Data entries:

--- Start ---

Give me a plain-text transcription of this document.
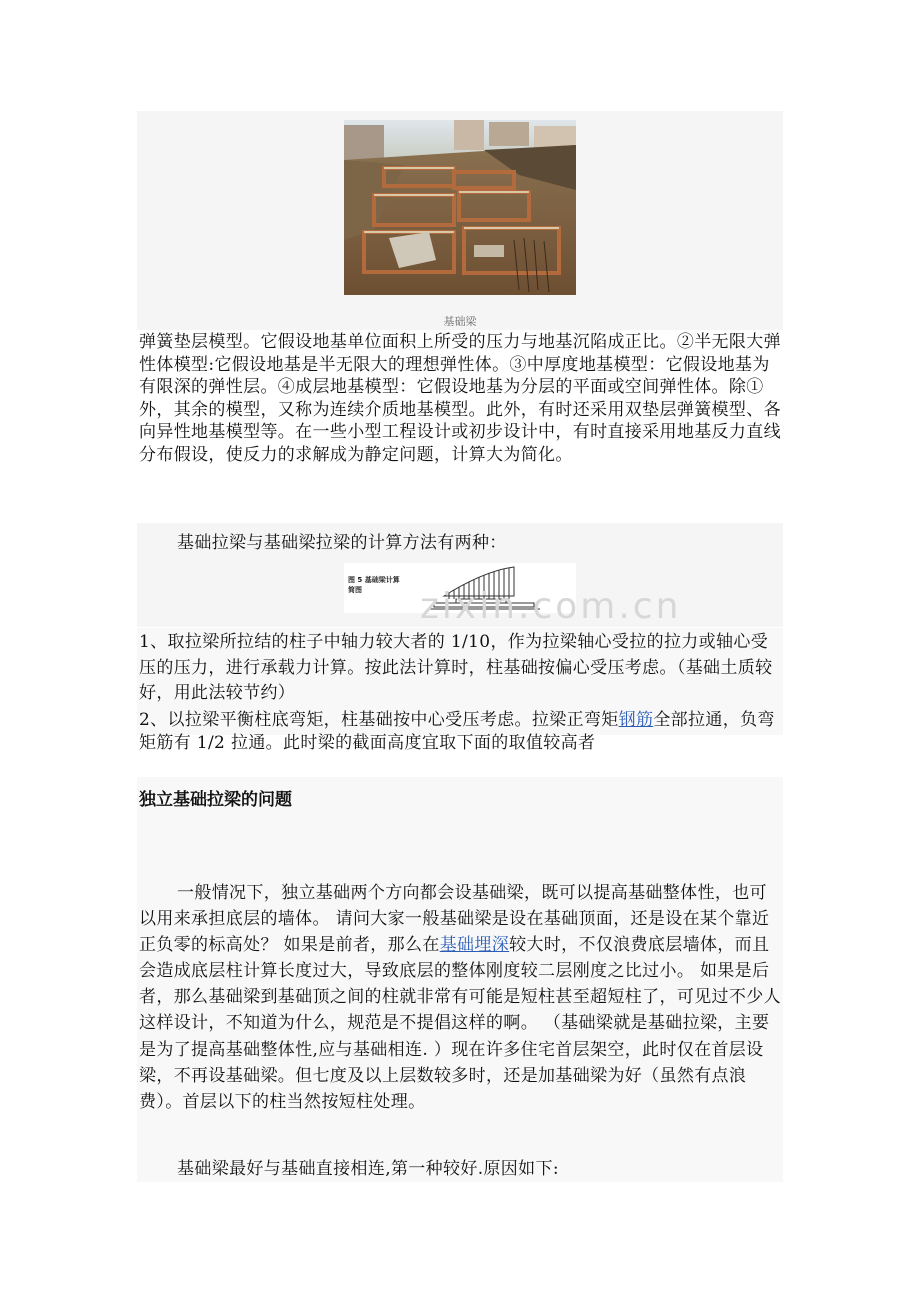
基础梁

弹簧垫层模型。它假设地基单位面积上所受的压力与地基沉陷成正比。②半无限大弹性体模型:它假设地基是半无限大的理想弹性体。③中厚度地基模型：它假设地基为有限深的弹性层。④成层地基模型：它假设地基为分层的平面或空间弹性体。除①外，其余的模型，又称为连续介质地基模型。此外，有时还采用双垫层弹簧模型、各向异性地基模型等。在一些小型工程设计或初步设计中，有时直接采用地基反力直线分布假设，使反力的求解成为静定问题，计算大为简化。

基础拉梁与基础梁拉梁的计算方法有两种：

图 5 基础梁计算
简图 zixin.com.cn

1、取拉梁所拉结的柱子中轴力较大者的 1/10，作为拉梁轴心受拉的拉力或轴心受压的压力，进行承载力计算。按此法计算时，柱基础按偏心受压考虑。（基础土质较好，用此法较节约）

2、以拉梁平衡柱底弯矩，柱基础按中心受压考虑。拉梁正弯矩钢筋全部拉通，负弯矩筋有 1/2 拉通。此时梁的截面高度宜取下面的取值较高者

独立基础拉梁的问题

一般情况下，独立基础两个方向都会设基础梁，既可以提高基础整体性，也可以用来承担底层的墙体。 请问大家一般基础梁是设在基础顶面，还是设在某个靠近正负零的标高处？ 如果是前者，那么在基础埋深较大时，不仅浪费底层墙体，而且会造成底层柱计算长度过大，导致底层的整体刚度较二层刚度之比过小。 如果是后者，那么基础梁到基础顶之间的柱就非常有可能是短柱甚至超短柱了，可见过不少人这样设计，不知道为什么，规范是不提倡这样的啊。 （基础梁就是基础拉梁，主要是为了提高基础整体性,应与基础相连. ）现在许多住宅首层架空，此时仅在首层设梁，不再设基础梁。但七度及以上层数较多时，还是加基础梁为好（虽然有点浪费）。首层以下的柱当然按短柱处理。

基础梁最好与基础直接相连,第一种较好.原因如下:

--- End ---
--- Start ---

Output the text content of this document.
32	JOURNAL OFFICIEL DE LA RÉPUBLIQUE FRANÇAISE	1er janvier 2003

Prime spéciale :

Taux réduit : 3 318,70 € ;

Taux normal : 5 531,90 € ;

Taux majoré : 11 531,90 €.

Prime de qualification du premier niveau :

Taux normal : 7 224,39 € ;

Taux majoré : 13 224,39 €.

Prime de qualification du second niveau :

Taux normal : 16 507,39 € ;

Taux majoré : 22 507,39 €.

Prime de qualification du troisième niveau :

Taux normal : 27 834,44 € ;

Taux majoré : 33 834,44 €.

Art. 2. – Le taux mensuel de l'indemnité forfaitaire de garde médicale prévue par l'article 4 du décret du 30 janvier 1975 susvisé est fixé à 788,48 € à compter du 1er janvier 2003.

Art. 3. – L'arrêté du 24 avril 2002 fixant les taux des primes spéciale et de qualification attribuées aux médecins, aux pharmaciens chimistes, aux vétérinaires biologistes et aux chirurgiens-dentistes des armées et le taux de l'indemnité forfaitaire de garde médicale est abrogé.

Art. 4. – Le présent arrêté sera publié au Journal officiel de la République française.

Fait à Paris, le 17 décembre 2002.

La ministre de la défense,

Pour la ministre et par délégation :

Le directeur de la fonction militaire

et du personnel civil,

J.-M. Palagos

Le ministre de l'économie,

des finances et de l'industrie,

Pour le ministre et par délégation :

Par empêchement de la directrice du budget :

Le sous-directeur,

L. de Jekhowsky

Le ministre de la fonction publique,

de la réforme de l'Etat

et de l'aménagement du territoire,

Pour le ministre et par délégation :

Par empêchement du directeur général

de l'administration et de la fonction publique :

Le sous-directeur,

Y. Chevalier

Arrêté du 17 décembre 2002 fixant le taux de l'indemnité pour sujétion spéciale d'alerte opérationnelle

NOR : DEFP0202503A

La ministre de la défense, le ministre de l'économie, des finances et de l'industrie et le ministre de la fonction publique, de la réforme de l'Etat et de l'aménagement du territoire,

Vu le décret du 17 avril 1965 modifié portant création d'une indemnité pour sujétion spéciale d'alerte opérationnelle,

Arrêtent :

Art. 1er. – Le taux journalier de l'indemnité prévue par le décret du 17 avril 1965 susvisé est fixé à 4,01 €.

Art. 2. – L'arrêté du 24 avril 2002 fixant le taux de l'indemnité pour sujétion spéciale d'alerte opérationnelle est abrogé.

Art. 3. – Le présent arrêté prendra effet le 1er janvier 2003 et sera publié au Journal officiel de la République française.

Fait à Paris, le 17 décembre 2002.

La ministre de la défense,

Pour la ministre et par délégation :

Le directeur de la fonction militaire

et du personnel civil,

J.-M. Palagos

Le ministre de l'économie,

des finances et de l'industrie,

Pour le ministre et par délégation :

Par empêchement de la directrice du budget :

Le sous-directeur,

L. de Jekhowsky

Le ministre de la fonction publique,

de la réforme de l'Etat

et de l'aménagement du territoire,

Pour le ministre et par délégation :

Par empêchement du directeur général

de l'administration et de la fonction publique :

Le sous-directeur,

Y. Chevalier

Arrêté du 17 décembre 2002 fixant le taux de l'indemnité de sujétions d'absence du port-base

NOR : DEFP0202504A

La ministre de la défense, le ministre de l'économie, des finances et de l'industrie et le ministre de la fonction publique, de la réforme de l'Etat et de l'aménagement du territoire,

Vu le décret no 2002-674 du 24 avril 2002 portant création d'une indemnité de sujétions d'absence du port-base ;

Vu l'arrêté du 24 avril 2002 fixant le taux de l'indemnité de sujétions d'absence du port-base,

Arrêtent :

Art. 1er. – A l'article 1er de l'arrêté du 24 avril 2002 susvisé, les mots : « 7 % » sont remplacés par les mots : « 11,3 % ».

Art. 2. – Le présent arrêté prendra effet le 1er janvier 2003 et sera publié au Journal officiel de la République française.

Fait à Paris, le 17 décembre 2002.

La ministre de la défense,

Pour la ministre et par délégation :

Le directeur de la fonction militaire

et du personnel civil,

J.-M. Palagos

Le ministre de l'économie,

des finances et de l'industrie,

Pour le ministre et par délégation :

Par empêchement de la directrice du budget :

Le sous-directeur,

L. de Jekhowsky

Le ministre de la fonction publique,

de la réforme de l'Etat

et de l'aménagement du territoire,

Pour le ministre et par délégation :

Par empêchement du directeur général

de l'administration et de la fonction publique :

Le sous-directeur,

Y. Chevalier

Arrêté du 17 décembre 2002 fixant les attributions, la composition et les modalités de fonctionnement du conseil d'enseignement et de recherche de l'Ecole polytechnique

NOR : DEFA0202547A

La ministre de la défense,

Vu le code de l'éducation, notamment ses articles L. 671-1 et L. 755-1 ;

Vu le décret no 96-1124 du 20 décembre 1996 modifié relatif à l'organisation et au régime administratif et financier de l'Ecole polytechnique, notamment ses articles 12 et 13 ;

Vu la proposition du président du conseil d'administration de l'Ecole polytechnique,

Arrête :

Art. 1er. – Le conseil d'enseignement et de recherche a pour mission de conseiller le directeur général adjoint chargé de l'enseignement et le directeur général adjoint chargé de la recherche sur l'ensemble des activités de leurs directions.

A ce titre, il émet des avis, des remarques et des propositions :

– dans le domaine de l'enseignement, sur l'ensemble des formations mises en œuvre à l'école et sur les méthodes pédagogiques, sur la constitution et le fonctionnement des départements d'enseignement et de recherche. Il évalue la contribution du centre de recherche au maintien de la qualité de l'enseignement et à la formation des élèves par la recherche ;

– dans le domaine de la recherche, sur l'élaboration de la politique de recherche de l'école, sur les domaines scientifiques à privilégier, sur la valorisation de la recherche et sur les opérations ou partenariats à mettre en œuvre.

--- End ---

YOUR TASK ▸ Find how many lines of the entries contain "prévue". Respond with the number only.

EXPECTED OUTPUT ▸ 2